THE DATA:
────────
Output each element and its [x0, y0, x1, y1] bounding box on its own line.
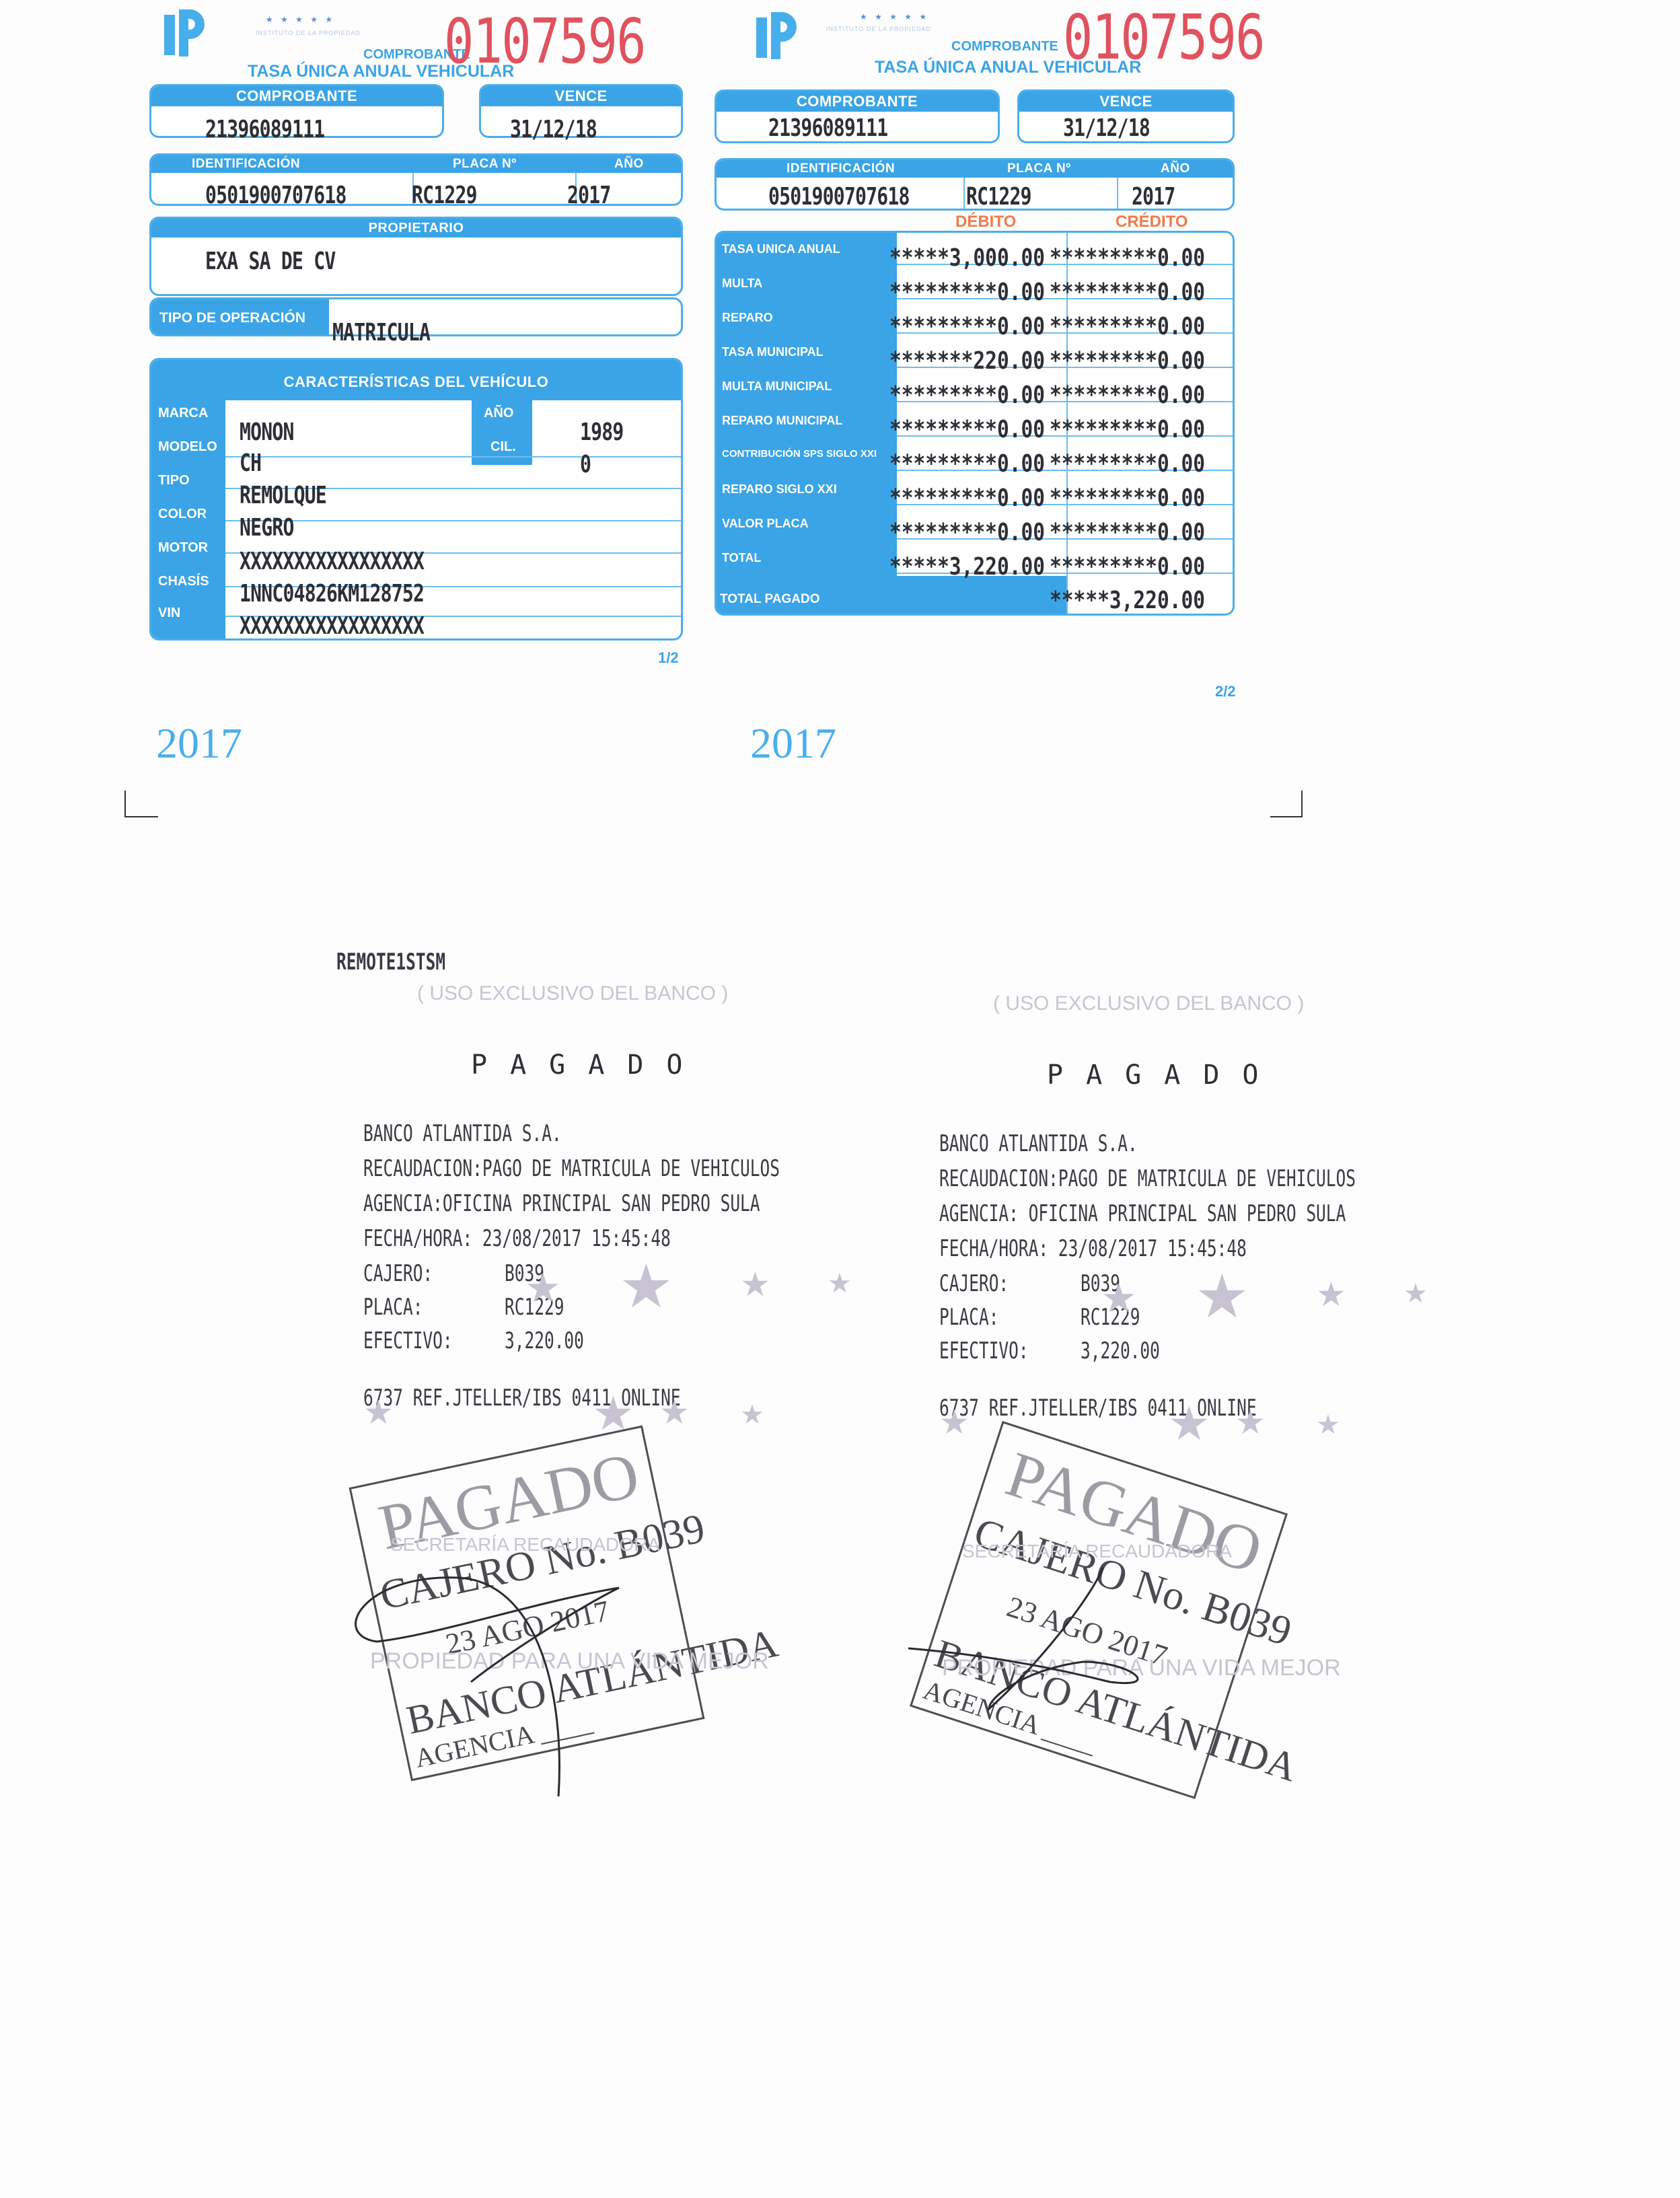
- cajero-label: CAJERO:: [939, 1270, 1009, 1297]
- stamp-watermark-top: SECRETARÍA RECAUDADORA: [390, 1534, 660, 1555]
- propietario-value: EXA SA DE CV: [205, 248, 336, 275]
- watermark-star-icon: ★: [828, 1268, 852, 1299]
- vehiculo-value: CH: [240, 449, 261, 477]
- receipt-line: AGENCIA: OFICINA PRINCIPAL SAN PEDRO SUL…: [939, 1200, 1346, 1227]
- vehiculo-value: XXXXXXXXXXXXXXXXX: [240, 548, 424, 575]
- row-divider: [897, 504, 1233, 505]
- signature: [336, 1561, 713, 1803]
- bank-use-caption: ( USO EXCLUSIVO DEL BANCO ): [993, 992, 1304, 1015]
- placa-value: RC1229: [412, 182, 477, 209]
- cargo-debito: *********0.00: [889, 450, 1045, 478]
- comprobante-caption: COMPROBANTE: [951, 39, 1058, 54]
- receipt-line: AGENCIA:OFICINA PRINCIPAL SAN PEDRO SULA: [363, 1190, 760, 1217]
- operacion-label: TIPO DE OPERACIÓN: [159, 310, 305, 326]
- vehiculo-label: CHASÍS: [158, 574, 209, 589]
- placa-value: RC1229: [966, 183, 1031, 211]
- signature: [908, 1568, 1285, 1810]
- efectivo-label: EFECTIVO:: [939, 1338, 1029, 1364]
- cargo-credito: *********0.00: [1050, 244, 1205, 272]
- cargo-credito: *********0.00: [1050, 313, 1205, 340]
- crop-mark-left: [124, 791, 126, 817]
- cargo-debito: *********0.00: [889, 313, 1045, 340]
- comprobante-header: COMPROBANTE: [717, 91, 998, 112]
- header-stars: ★ ★ ★ ★ ★: [266, 15, 335, 24]
- cargo-label: MULTA MUNICIPAL: [722, 379, 832, 394]
- form-number: 0107596: [1063, 1, 1264, 73]
- identificacion-value: 0501900707618: [768, 183, 910, 211]
- year-mark-left: 2017: [156, 719, 242, 768]
- cargo-label: REPARO MUNICIPAL: [722, 414, 842, 428]
- watermark-star-icon: ★: [740, 1265, 770, 1304]
- watermark-star-icon: ★: [1316, 1409, 1340, 1440]
- vehiculo-value: NEGRO: [240, 514, 294, 542]
- crop-mark-right-h: [1270, 816, 1303, 817]
- vehiculo-anio-label: AÑO: [484, 406, 513, 421]
- cargo-credito: *********0.00: [1050, 279, 1205, 306]
- vehiculo-value: XXXXXXXXXXXXXXXXX: [240, 612, 424, 640]
- receipt-line: FECHA/HORA: 23/08/2017 15:45:48: [939, 1235, 1247, 1262]
- form-title: TASA ÚNICA ANUAL VEHICULAR: [248, 62, 514, 81]
- watermark-star-icon: ★: [1195, 1261, 1249, 1332]
- cargos-table: TASA UNICA ANUALMULTAREPAROTASA MUNICIPA…: [715, 231, 1235, 616]
- cargo-credito: *********0.00: [1050, 450, 1205, 478]
- bank-use-caption: ( USO EXCLUSIVO DEL BANCO ): [417, 982, 728, 1005]
- crop-mark-left-h: [124, 816, 158, 817]
- header-stars: ★ ★ ★ ★ ★: [860, 12, 929, 22]
- vence-value: 31/12/18: [510, 116, 597, 143]
- cargo-label: REPARO: [722, 311, 773, 325]
- row-divider: [897, 435, 1233, 437]
- anio-value: 2017: [1132, 183, 1175, 211]
- watermark-star-icon: ★: [740, 1399, 764, 1430]
- year-mark-right: 2017: [750, 719, 836, 768]
- anio-value: 2017: [567, 182, 611, 209]
- operacion-value: MATRICULA: [332, 319, 430, 346]
- ip-logo-icon: [754, 8, 801, 61]
- vehiculo-label: TIPO: [158, 473, 190, 488]
- total-pagado-label: TOTAL PAGADO: [720, 592, 819, 607]
- cargo-label: VALOR PLACA: [722, 517, 809, 531]
- cargo-debito: *********0.00: [889, 279, 1045, 306]
- vehiculo-label: MODELO: [158, 439, 217, 455]
- cargo-debito: *********0.00: [889, 416, 1045, 443]
- watermark-star-icon: ★: [1403, 1278, 1428, 1309]
- cargo-debito: *******220.00: [889, 347, 1045, 375]
- identificacion-value: 0501900707618: [205, 182, 346, 209]
- cargo-debito: *********0.00: [889, 484, 1045, 512]
- page-number-left: 1/2: [658, 649, 679, 667]
- vehiculo-cil-value: 0: [580, 451, 591, 478]
- cargo-debito: *****3,000.00: [889, 244, 1045, 272]
- vehiculo-cil-label: CIL.: [490, 439, 516, 455]
- row-divider: [897, 298, 1233, 299]
- watermark-star-icon: ★: [939, 1403, 970, 1442]
- watermark-star-icon: ★: [363, 1393, 394, 1432]
- stamp-watermark-top: SECRETARÍA RECAUDADORA: [962, 1541, 1232, 1562]
- cargo-credito: *********0.00: [1050, 553, 1205, 581]
- row-divider: [897, 367, 1233, 368]
- placa-label: PLACA:: [939, 1304, 998, 1331]
- watermark-star-icon: ★: [659, 1393, 690, 1432]
- vehiculo-value: 1NNC04826KM128752: [240, 580, 424, 608]
- cargo-credito: *********0.00: [1050, 484, 1205, 512]
- vence-value: 31/12/18: [1063, 114, 1150, 142]
- placa-header: PLACA Nº: [1007, 159, 1071, 179]
- efectivo-value: 3,220.00: [1081, 1338, 1160, 1364]
- cargo-debito: *********0.00: [889, 381, 1045, 409]
- row-divider: [897, 264, 1233, 265]
- vehiculo-value: MONON: [240, 418, 294, 446]
- cargo-label: MULTA: [722, 277, 762, 291]
- remote-id: REMOTE1STSM: [336, 949, 445, 976]
- vehiculo-anio-value: 1989: [580, 418, 624, 446]
- watermark-star-icon: ★: [619, 1251, 673, 1322]
- anio-header: AÑO: [1161, 159, 1190, 179]
- comprobante-box: COMPROBANTE: [715, 89, 1000, 143]
- receipt-line: FECHA/HORA: 23/08/2017 15:45:48: [363, 1225, 671, 1252]
- cargo-credito: *********0.00: [1050, 519, 1205, 546]
- vence-header: VENCE: [481, 86, 681, 106]
- cargo-label: TASA MUNICIPAL: [722, 345, 824, 359]
- total-pagado-value: *****3,220.00: [1050, 587, 1205, 614]
- row-divider: [897, 538, 1233, 540]
- vence-header: VENCE: [1019, 91, 1233, 112]
- cargo-credito: *********0.00: [1050, 381, 1205, 409]
- comprobante-value: 21396089111: [205, 116, 324, 143]
- identificacion-header: IDENTIFICACIÓN: [787, 159, 895, 179]
- form-left: ★ ★ ★ ★ ★ INSTITUTO DE LA PROPIEDAD COMP…: [0, 0, 700, 774]
- cargo-credito: *********0.00: [1050, 416, 1205, 443]
- receipt-line: RECAUDACION:PAGO DE MATRICULA DE VEHICUL…: [363, 1155, 780, 1182]
- row-divider: [897, 470, 1233, 471]
- cargo-credito: *********0.00: [1050, 347, 1205, 375]
- watermark-star-icon: ★: [1316, 1275, 1346, 1314]
- watermark-star-icon: ★: [1168, 1396, 1210, 1451]
- cargo-label: TASA UNICA ANUAL: [722, 242, 840, 256]
- page-number-right: 2/2: [1215, 683, 1236, 700]
- comprobante-header: COMPROBANTE: [151, 86, 442, 106]
- identificacion-box: IDENTIFICACIÓN PLACA Nº AÑO: [715, 158, 1235, 211]
- crop-mark-right: [1301, 791, 1303, 817]
- receipt-line: RECAUDACION:PAGO DE MATRICULA DE VEHICUL…: [939, 1165, 1356, 1192]
- watermark-star-icon: ★: [525, 1265, 561, 1312]
- receipt-status: PAGADO: [1047, 1060, 1282, 1091]
- debito-header: DÉBITO: [955, 213, 1016, 231]
- form-title: TASA ÚNICA ANUAL VEHICULAR: [875, 58, 1141, 77]
- placa-label: PLACA:: [363, 1294, 423, 1321]
- cargo-label: REPARO SIGLO XXI: [722, 482, 837, 497]
- watermark-star-icon: ★: [1235, 1403, 1266, 1442]
- row-divider: [897, 573, 1233, 574]
- cargo-debito: *********0.00: [889, 519, 1045, 546]
- receipt-line: BANCO ATLANTIDA S.A.: [939, 1130, 1138, 1157]
- row-divider: [897, 401, 1233, 402]
- cargo-debito: *****3,220.00: [889, 553, 1045, 581]
- ip-logo-icon: [161, 5, 209, 58]
- credito-header: CRÉDITO: [1116, 213, 1188, 231]
- anio-header: AÑO: [614, 154, 644, 174]
- vehiculo-value: REMOLQUE: [240, 482, 326, 509]
- cargo-label: CONTRIBUCIÓN SPS SIGLO XXI: [722, 448, 877, 460]
- vehiculo-label: COLOR: [158, 507, 207, 522]
- receipt-status: PAGADO: [471, 1050, 706, 1080]
- institute-name: INSTITUTO DE LA PROPIEDAD: [826, 26, 931, 32]
- vehiculo-header: CARACTERÍSTICAS DEL VEHÍCULO: [151, 372, 681, 392]
- placa-header: PLACA Nº: [453, 154, 517, 174]
- efectivo-label: EFECTIVO:: [363, 1327, 453, 1354]
- receipt-line: BANCO ATLANTIDA S.A.: [363, 1120, 562, 1147]
- propietario-header: PROPIETARIO: [151, 219, 681, 237]
- identificacion-header: IDENTIFICACIÓN: [192, 154, 300, 174]
- institute-name: INSTITUTO DE LA PROPIEDAD: [256, 30, 361, 36]
- vehiculo-label: VIN: [158, 606, 180, 621]
- vehiculo-label: MOTOR: [158, 540, 208, 556]
- row-divider: [897, 332, 1233, 334]
- vehiculo-label: MARCA: [158, 406, 208, 421]
- comprobante-value: 21396089111: [768, 114, 887, 142]
- efectivo-value: 3,220.00: [505, 1327, 584, 1354]
- watermark-star-icon: ★: [1101, 1275, 1137, 1322]
- vence-box: VENCE: [1017, 89, 1235, 143]
- cajero-label: CAJERO:: [363, 1260, 433, 1287]
- cargo-label: TOTAL: [722, 551, 761, 565]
────────
WHAT IS BEING ASKED:
Quote the data starting at the line containing "- cajero-label: CAJERO:: [939, 1270, 1009, 1297]" and ending at the line containing "- vehiculo-label: CHASÍS: [158, 574, 209, 589]", including both of those lines.

TASK ANSWER:
- cajero-label: CAJERO:: [939, 1270, 1009, 1297]
- stamp-watermark-top: SECRETARÍA RECAUDADORA: [390, 1534, 660, 1555]
- propietario-value: EXA SA DE CV: [205, 248, 336, 275]
- watermark-star-icon: ★: [828, 1268, 852, 1299]
- vehiculo-value: CH: [240, 449, 261, 477]
- receipt-line: AGENCIA: OFICINA PRINCIPAL SAN PEDRO SUL…: [939, 1200, 1346, 1227]
- vehiculo-value: XXXXXXXXXXXXXXXXX: [240, 548, 424, 575]
- row-divider: [897, 504, 1233, 505]
- signature: [336, 1561, 713, 1803]
- bank-use-caption: ( USO EXCLUSIVO DEL BANCO ): [993, 992, 1304, 1015]
- placa-value: RC1229: [412, 182, 477, 209]
- cargo-debito: *********0.00: [889, 450, 1045, 478]
- comprobante-caption: COMPROBANTE: [951, 39, 1058, 54]
- receipt-line: AGENCIA:OFICINA PRINCIPAL SAN PEDRO SULA: [363, 1190, 760, 1217]
- operacion-label: TIPO DE OPERACIÓN: [159, 310, 305, 326]
- vehiculo-label: CHASÍS: [158, 574, 209, 589]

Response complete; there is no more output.